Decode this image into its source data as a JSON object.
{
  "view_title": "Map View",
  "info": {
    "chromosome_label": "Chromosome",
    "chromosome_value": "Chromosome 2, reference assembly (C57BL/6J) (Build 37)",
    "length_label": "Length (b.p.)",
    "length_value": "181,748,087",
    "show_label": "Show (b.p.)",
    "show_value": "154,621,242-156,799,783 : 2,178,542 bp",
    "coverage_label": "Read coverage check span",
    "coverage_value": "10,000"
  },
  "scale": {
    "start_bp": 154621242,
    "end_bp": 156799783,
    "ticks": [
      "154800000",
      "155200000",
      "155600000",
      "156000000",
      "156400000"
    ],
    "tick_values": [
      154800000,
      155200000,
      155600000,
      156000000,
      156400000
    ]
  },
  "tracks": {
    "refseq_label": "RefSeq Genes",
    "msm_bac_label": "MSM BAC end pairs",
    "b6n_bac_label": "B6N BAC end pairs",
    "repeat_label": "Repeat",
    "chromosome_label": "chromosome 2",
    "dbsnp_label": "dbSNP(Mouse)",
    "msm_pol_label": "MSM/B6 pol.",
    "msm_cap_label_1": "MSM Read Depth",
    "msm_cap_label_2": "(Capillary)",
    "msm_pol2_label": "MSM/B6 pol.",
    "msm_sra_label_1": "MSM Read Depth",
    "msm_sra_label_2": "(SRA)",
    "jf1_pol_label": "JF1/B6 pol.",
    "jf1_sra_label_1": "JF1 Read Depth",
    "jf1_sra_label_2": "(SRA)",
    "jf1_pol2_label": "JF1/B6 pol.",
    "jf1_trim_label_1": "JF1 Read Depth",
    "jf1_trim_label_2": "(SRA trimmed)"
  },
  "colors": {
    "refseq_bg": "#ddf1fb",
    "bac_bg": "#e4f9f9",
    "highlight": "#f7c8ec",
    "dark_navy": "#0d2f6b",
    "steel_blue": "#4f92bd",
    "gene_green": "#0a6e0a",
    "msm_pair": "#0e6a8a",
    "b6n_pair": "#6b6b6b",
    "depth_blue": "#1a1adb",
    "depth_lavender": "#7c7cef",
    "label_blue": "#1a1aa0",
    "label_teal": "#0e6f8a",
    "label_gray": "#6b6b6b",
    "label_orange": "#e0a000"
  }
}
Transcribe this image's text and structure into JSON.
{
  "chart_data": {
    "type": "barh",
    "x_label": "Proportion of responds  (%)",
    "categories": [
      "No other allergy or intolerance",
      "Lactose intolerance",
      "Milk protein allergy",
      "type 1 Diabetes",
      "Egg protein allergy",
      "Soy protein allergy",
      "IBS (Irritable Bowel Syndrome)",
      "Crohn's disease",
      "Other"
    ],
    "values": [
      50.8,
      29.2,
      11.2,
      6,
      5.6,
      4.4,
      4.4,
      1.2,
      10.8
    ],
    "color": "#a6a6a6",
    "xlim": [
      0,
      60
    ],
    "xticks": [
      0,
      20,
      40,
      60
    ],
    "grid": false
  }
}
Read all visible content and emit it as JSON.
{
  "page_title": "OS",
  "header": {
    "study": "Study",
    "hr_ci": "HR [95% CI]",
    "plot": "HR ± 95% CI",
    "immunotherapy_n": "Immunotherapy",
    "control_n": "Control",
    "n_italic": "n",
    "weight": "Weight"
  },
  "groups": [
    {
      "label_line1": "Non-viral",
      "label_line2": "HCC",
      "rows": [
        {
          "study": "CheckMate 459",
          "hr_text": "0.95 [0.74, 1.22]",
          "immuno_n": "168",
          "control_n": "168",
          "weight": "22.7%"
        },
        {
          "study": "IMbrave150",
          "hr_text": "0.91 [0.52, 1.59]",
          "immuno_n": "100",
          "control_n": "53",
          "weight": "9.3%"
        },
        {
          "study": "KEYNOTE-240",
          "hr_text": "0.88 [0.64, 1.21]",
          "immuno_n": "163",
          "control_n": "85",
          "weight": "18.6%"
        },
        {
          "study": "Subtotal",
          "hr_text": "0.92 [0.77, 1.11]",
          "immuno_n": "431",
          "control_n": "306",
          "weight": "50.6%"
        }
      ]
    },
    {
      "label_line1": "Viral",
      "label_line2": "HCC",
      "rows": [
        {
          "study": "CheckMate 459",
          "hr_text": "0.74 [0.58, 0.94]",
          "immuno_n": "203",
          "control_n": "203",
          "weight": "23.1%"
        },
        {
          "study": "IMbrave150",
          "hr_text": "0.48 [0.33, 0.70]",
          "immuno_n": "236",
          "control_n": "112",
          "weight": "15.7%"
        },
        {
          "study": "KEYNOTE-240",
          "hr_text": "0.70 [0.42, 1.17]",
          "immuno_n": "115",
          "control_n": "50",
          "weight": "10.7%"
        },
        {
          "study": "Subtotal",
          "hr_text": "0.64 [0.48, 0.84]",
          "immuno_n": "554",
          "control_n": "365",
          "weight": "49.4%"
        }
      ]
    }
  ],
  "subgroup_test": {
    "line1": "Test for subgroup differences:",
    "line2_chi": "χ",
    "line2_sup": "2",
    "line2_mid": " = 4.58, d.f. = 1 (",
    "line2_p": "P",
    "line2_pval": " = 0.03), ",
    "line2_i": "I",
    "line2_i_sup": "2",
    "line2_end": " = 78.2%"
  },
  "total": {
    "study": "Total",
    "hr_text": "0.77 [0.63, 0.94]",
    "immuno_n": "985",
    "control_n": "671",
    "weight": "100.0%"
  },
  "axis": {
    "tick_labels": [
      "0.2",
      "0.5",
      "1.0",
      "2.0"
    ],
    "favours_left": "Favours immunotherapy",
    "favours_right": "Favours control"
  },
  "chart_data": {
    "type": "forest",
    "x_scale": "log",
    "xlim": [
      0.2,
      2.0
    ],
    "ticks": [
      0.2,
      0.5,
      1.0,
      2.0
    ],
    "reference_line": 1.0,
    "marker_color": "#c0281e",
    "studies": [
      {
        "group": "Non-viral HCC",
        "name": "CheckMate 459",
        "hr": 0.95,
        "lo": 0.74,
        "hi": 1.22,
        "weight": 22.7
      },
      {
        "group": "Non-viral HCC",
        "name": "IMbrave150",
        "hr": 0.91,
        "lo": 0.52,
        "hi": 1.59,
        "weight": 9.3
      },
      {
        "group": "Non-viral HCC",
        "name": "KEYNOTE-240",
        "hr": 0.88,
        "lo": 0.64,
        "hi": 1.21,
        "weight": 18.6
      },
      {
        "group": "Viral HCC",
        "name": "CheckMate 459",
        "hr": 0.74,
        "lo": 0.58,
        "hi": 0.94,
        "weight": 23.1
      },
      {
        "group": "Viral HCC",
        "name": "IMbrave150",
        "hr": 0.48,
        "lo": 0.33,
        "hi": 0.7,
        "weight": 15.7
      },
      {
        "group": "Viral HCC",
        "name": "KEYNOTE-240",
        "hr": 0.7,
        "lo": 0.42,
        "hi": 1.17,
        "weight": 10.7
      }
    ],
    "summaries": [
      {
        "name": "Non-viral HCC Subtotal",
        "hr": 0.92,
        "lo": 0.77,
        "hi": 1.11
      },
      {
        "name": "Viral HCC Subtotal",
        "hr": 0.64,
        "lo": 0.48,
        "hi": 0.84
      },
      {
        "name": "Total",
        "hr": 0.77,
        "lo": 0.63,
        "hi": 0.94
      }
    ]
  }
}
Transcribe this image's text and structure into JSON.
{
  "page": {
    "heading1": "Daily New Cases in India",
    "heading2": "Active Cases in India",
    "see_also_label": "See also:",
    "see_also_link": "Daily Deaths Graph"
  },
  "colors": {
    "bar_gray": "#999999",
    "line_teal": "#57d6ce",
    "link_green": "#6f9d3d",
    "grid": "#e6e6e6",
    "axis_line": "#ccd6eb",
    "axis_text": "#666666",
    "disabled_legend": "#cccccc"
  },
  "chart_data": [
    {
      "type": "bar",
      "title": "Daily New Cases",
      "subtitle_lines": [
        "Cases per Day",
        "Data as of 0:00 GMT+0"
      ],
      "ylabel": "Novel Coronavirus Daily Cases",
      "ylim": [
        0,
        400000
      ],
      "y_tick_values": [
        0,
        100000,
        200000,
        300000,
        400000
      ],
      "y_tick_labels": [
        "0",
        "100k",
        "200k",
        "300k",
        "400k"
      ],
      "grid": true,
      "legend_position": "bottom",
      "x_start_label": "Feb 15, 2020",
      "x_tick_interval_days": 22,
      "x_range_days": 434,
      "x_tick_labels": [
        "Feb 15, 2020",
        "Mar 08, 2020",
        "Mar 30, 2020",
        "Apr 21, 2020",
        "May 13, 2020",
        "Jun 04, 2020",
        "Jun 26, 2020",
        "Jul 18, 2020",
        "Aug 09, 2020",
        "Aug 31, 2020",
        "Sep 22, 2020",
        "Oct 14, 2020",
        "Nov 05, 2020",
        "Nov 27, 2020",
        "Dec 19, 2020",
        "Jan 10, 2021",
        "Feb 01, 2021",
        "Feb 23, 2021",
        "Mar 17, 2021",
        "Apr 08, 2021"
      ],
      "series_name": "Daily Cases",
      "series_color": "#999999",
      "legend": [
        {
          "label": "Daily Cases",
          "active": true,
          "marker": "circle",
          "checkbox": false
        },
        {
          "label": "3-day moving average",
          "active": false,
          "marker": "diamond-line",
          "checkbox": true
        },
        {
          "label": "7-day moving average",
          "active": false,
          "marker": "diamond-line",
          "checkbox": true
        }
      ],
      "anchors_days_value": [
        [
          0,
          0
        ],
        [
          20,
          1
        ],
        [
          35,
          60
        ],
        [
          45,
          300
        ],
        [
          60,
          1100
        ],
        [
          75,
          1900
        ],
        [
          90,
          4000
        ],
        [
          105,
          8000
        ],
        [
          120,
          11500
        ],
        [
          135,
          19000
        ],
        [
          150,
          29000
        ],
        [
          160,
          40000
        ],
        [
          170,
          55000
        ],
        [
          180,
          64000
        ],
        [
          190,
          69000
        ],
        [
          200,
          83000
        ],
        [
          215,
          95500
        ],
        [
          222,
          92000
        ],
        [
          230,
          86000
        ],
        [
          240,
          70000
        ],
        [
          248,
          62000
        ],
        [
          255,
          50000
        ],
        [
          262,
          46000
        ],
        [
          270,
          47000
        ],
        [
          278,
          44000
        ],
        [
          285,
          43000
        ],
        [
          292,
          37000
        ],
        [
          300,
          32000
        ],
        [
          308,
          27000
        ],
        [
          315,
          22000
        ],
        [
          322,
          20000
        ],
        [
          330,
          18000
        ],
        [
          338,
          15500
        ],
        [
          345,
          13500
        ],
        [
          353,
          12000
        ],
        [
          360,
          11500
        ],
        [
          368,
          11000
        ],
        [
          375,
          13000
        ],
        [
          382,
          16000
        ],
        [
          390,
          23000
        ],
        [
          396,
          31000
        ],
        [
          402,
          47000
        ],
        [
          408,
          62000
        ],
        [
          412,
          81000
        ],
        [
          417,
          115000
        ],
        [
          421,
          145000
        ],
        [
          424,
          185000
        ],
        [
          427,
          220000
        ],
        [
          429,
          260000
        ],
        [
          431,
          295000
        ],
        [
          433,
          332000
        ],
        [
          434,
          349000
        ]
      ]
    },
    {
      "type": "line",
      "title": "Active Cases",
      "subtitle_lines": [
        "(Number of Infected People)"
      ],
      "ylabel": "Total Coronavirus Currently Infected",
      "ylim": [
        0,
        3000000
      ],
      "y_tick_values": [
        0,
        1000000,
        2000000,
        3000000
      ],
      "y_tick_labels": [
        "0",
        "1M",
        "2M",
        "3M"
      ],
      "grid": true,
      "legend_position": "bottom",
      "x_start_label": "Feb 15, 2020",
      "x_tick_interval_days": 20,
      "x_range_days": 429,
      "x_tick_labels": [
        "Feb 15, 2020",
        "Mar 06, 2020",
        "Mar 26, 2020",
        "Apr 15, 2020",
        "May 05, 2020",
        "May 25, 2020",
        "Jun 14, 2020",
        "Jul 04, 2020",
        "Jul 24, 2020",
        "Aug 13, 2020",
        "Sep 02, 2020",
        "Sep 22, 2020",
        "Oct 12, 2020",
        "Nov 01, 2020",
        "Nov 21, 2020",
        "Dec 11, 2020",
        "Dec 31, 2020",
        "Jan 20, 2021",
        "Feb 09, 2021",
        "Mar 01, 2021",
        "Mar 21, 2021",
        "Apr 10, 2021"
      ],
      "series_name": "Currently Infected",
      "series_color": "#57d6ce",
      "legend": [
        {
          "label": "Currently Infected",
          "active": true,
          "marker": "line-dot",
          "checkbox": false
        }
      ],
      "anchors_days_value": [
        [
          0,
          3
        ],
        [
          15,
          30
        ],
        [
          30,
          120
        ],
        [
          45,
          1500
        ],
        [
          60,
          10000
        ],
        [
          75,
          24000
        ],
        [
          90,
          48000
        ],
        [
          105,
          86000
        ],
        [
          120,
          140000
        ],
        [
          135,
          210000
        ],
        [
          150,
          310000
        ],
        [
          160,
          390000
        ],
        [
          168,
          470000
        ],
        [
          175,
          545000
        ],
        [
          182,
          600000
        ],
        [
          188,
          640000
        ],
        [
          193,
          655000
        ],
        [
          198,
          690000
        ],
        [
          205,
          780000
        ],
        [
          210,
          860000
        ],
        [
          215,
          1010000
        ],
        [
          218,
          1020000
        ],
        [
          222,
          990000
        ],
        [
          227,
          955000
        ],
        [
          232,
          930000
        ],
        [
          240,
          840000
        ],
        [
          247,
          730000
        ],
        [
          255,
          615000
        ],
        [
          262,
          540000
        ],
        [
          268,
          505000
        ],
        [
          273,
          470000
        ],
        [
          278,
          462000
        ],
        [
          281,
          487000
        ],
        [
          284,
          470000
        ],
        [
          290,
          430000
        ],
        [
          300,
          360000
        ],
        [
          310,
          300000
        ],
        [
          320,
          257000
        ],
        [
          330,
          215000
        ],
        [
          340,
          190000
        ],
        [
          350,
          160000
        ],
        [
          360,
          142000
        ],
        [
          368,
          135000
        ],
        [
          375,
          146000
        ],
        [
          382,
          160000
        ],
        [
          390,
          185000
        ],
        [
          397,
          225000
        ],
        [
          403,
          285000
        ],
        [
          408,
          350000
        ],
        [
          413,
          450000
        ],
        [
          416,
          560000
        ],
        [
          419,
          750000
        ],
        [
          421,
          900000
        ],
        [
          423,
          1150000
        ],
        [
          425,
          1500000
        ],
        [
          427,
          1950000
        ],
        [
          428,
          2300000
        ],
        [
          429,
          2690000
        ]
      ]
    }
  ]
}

(AIM OF THE TASK)
Give the count of lines in the data above that hold the string "grid", with no additional words.

(TASK RESPONSE)
4